GIVEN INSTRUCTION → Count lines with the string "April" in them. State the number alone.

DATA LISTING →
┄┄┄┄┄┄┄┄┄┄┄┄┄┄┄┄┄┄┄┄

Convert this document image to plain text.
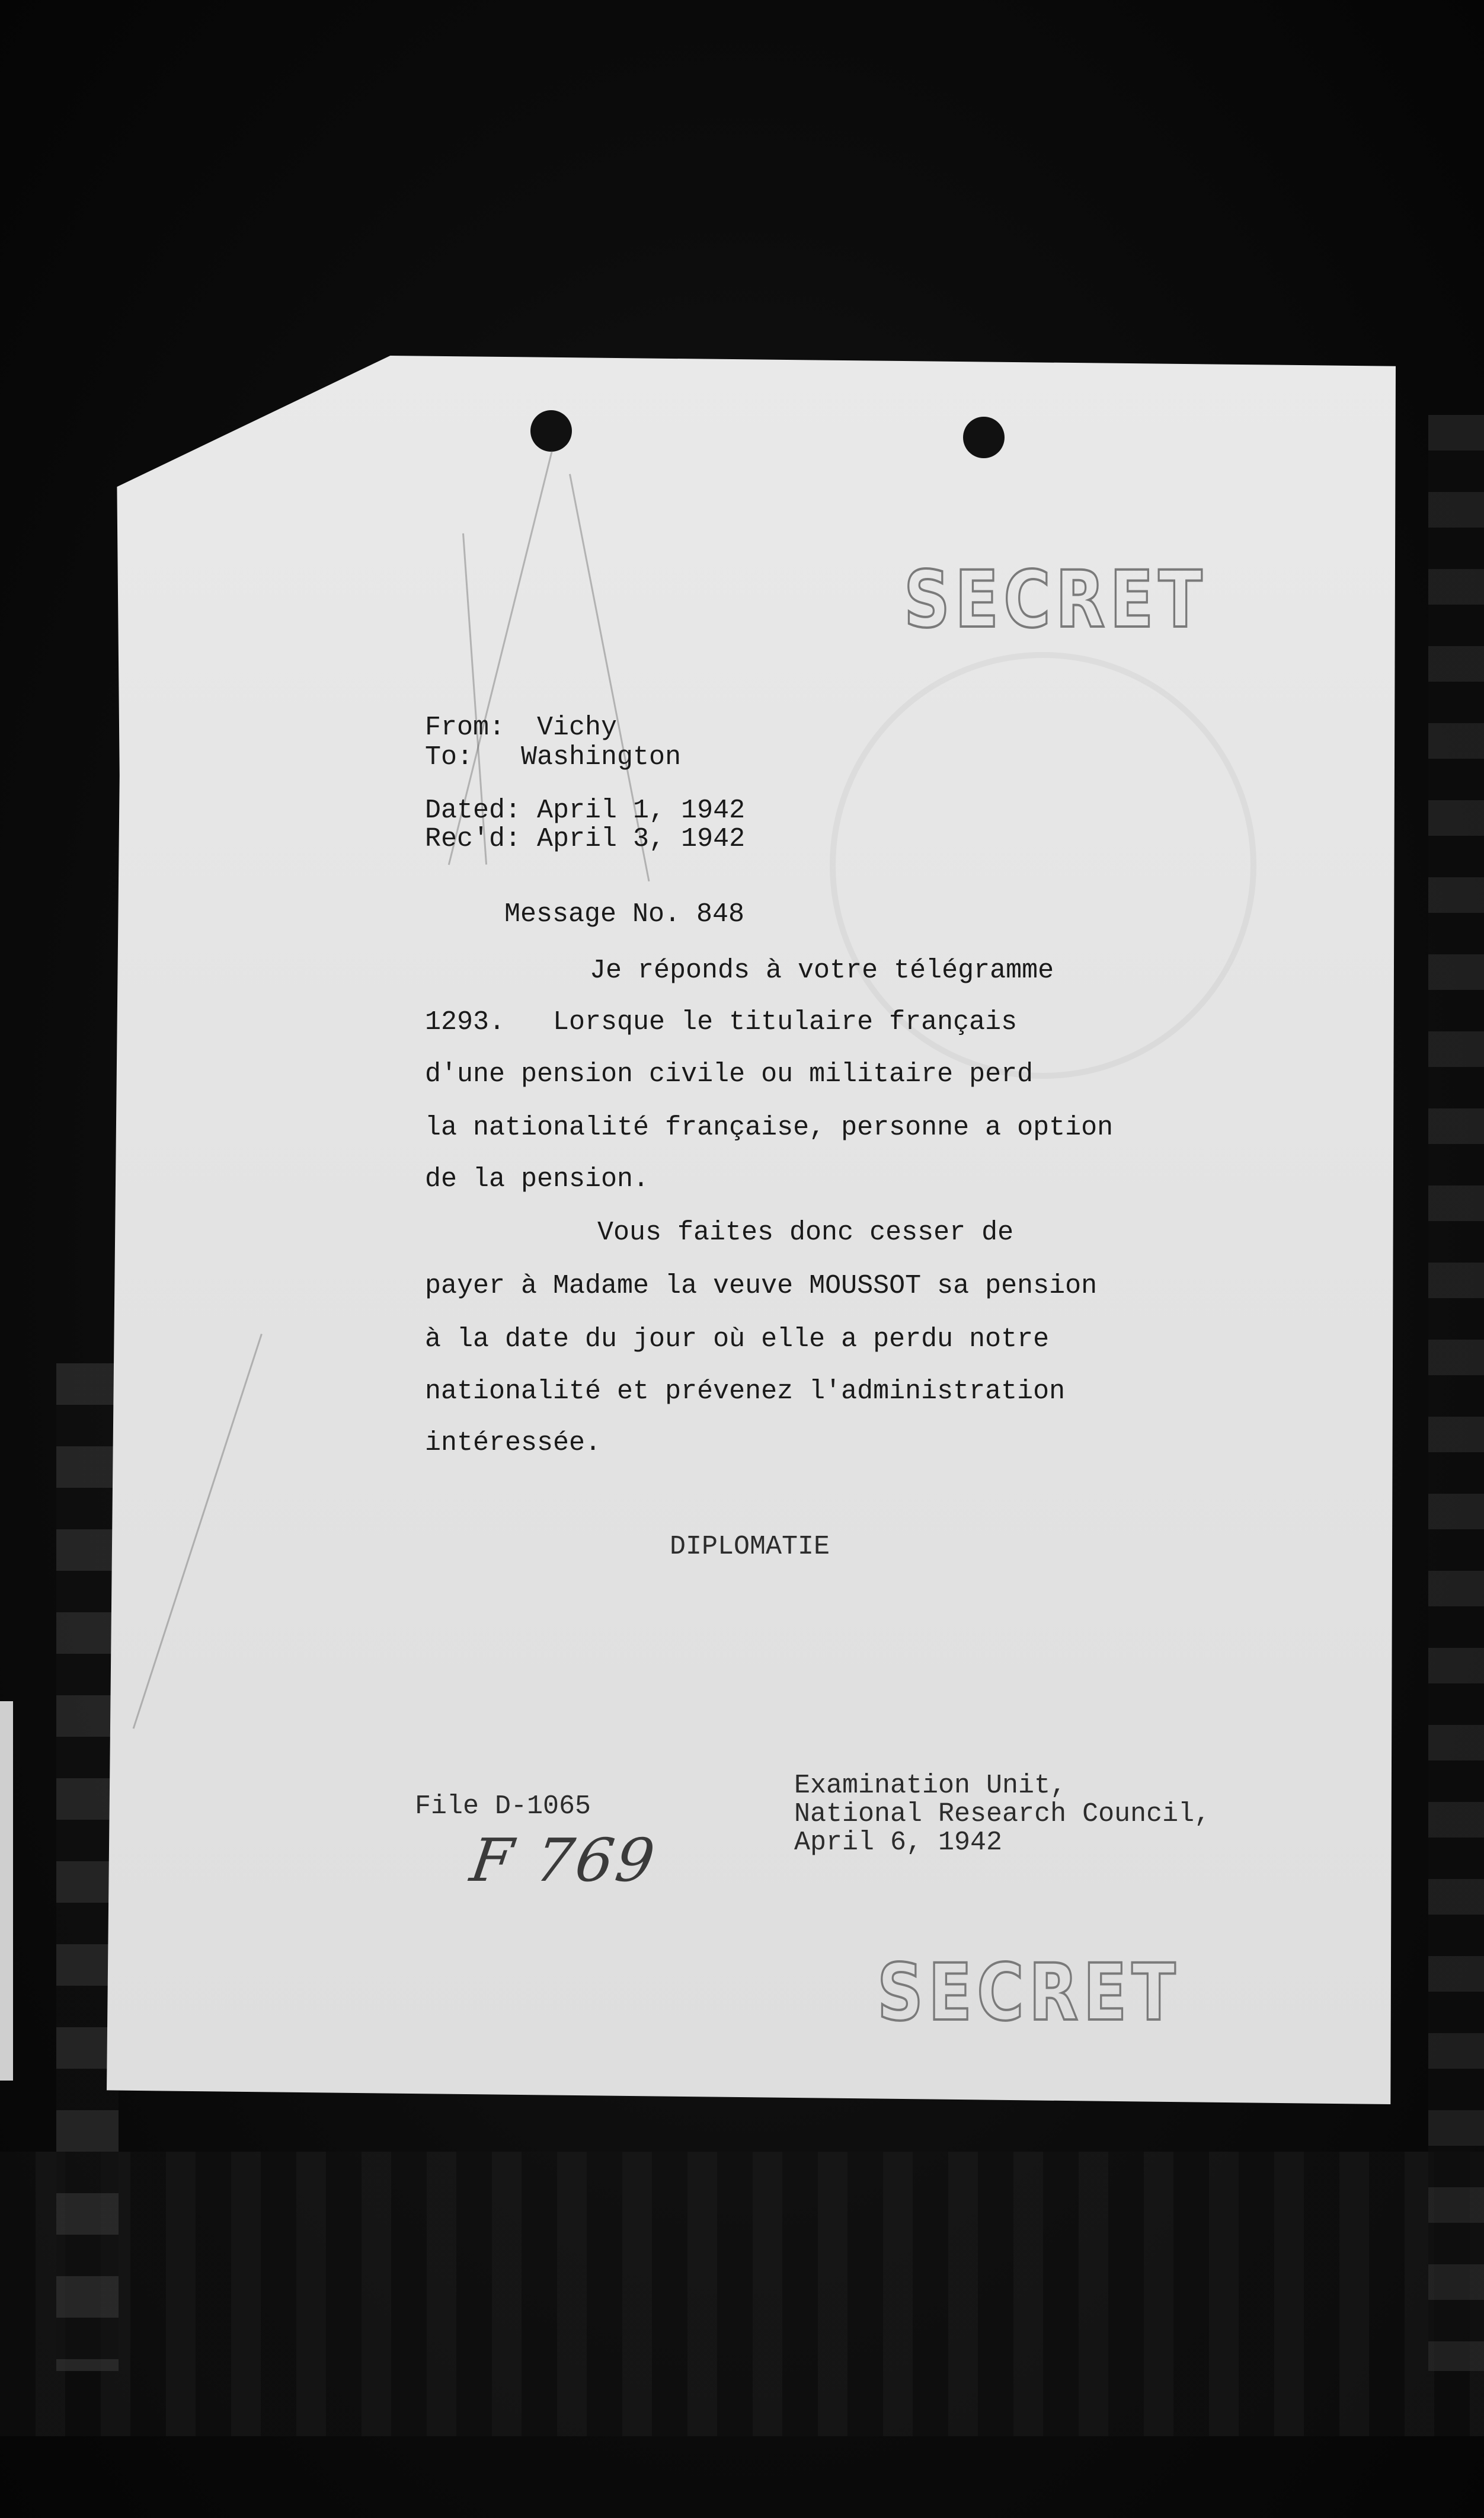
SECRET
From:  Vichy
To:   Washington
Dated: April 1, 1942
Rec'd: April 3, 1942
Message No. 848
Je réponds à votre télégramme
1293.   Lorsque le titulaire français
d'une pension civile ou militaire perd
la nationalité française, personne a option
de la pension.
Vous faites donc cesser de
payer à Madame la veuve MOUSSOT sa pension
à la date du jour où elle a perdu notre
nationalité et prévenez l'administration
intéressée.
DIPLOMATIE
File D-1065
F 769
Examination Unit,
National Research Council,
April 6, 1942
SECRET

┄┄┄┄┄┄┄┄┄┄┄┄┄┄┄┄┄┄┄┄

EXERCISE RESULT → 3